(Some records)
<<<<
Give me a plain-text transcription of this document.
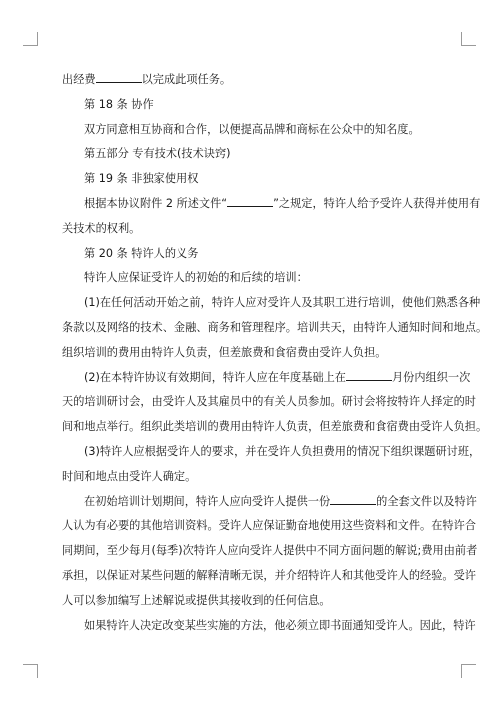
出经费	以完成此项任务。

第 18 条 协作

双方同意相互协商和合作，以便提高品牌和商标在公众中的知名度。

第五部分 专有技术(技术诀窍)

第 19 条 非独家使用权

根据本协议附件 2 所述文件“	”之规定，特许人给予受许人获得并使用有

关技术的权利。

第 20 条 特许人的义务

特许人应保证受许人的初始的和后续的培训：

(1)在任何活动开始之前，特许人应对受许人及其职工进行培训，使他们熟悉各种

条款以及网络的技术、金融、商务和管理程序。培训共天，由特许人通知时间和地点。

组织培训的费用由特许人负责，但差旅费和食宿费由受许人负担。

(2)在本特许协议有效期间，特许人应在年度基础上在	月份内组织一次

天的培训研讨会，由受许人及其雇员中的有关人员参加。研讨会将按特许人择定的时

间和地点举行。组织此类培训的费用由特许人负责，但差旅费和食宿费由受许人负担。

(3)特许人应根据受许人的要求，并在受许人负担费用的情况下组织课题研讨班，

时间和地点由受许人确定。

在初始培训计划期间，特许人应向受许人提供一份	的全套文件以及特许

人认为有必要的其他培训资料。受许人应保证勤奋地使用这些资料和文件。在特许合

同期间，至少每月(每季)次特许人应向受许人提供中不同方面问题的解说;费用由前者

承担，以保证对某些问题的解释清晰无误，并介绍特许人和其他受许人的经验。受许

人可以参加编写上述解说或提供其接收到的任何信息。

如果特许人决定改变某些实施的方法，他必须立即书面通知受许人。因此，特许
>>>>
◆ **The problem**
Keep only those lines of the records that hold "但差旅费和食宿费由受许人负担", and return them.

◆ **The output**
组织培训的费用由特许人负责，但差旅费和食宿费由受许人负担。
间和地点举行。组织此类培训的费用由特许人负责，但差旅费和食宿费由受许人负担。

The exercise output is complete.